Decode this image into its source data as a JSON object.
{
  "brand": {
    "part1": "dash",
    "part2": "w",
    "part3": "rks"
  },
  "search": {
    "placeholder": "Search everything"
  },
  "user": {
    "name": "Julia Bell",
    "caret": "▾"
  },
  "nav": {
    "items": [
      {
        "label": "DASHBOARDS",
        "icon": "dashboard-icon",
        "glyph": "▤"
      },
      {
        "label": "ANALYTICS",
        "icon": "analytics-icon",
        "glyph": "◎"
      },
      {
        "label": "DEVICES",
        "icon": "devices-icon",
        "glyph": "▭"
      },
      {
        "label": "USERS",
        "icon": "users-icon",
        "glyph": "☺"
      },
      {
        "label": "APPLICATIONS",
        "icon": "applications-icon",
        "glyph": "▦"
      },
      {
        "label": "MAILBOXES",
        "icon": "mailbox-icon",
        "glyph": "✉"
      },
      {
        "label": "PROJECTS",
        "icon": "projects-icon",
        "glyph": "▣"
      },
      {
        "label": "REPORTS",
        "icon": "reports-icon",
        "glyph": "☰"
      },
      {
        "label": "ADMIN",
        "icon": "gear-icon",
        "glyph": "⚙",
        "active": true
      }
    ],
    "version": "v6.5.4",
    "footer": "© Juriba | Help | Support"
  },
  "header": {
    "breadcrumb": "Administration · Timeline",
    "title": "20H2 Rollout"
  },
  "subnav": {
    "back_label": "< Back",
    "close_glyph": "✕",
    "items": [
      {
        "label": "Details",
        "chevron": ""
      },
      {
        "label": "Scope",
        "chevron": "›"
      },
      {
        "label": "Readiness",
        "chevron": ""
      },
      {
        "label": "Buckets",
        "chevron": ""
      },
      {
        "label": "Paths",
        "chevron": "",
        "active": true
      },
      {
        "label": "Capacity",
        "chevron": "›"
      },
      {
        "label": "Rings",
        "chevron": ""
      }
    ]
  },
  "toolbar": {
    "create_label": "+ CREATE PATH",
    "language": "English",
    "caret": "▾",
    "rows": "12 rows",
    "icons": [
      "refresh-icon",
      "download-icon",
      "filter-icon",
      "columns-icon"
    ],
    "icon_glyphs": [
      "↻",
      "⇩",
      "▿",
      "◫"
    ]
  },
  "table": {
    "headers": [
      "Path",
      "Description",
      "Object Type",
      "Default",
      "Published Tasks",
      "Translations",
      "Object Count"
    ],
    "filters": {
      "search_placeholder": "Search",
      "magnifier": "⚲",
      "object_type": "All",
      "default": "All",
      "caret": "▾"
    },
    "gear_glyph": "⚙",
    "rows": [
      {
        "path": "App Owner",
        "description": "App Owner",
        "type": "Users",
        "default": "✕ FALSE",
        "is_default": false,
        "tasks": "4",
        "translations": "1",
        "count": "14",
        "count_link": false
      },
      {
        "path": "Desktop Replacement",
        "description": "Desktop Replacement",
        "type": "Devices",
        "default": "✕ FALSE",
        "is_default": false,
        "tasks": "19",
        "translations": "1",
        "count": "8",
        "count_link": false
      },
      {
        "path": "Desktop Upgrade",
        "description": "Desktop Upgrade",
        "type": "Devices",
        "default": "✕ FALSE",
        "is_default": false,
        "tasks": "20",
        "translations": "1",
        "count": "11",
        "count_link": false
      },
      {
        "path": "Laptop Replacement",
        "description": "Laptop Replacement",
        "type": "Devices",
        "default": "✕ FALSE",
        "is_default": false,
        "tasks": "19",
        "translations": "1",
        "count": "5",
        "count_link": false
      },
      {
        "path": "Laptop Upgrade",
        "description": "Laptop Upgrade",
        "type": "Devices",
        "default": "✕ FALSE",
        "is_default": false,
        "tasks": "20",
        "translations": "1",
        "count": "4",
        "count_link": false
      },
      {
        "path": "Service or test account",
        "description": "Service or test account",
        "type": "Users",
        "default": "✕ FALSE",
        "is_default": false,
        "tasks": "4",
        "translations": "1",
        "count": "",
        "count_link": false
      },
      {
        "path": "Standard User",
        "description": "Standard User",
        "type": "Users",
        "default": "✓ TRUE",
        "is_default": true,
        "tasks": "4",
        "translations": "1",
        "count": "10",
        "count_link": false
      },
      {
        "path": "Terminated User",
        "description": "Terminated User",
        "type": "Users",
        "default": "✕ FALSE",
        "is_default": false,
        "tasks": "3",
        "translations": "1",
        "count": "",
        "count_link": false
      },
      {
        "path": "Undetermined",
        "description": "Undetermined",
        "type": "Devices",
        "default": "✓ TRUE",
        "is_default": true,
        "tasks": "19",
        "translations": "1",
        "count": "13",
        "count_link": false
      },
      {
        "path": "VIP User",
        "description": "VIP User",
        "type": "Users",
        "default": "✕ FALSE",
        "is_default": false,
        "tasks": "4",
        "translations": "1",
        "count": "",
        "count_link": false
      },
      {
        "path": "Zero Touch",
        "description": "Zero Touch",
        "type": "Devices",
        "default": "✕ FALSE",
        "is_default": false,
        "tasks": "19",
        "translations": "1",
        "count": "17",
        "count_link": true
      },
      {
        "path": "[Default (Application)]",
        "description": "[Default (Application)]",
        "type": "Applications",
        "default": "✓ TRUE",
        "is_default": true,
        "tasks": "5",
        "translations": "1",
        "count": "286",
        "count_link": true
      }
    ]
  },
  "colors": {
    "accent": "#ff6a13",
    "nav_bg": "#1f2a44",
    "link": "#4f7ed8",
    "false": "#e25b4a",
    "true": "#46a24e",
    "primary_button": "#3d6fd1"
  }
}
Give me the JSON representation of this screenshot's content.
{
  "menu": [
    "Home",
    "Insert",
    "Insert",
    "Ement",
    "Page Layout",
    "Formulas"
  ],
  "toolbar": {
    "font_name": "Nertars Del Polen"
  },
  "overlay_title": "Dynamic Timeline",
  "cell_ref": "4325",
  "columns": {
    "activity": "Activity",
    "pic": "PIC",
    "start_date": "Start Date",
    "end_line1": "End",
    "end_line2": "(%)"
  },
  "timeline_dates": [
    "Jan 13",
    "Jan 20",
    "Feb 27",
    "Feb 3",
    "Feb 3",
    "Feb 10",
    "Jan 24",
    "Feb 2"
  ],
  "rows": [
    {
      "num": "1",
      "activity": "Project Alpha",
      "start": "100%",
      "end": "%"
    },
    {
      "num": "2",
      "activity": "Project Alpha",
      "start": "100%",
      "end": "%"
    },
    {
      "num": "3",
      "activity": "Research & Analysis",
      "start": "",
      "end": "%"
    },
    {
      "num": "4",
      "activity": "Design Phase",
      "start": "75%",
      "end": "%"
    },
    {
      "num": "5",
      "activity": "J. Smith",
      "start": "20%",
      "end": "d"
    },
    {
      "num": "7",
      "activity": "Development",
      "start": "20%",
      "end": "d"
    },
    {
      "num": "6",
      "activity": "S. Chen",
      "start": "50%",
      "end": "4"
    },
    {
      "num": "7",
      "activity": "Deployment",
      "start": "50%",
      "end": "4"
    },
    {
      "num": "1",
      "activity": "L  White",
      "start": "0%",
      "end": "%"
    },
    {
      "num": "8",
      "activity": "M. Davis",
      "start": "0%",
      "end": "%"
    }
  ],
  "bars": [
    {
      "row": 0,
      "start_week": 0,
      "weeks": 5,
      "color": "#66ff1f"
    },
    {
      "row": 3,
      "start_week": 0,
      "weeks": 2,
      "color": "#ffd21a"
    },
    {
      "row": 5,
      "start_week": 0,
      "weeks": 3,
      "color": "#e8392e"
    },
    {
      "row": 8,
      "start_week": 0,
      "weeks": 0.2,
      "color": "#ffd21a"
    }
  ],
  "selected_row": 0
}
---+---
**Written request:**
In the lines above, locate the string "Undetermined". Copy every line where it occurs.

**Full output:**
        "path": "Undetermined",
        "description": "Undetermined",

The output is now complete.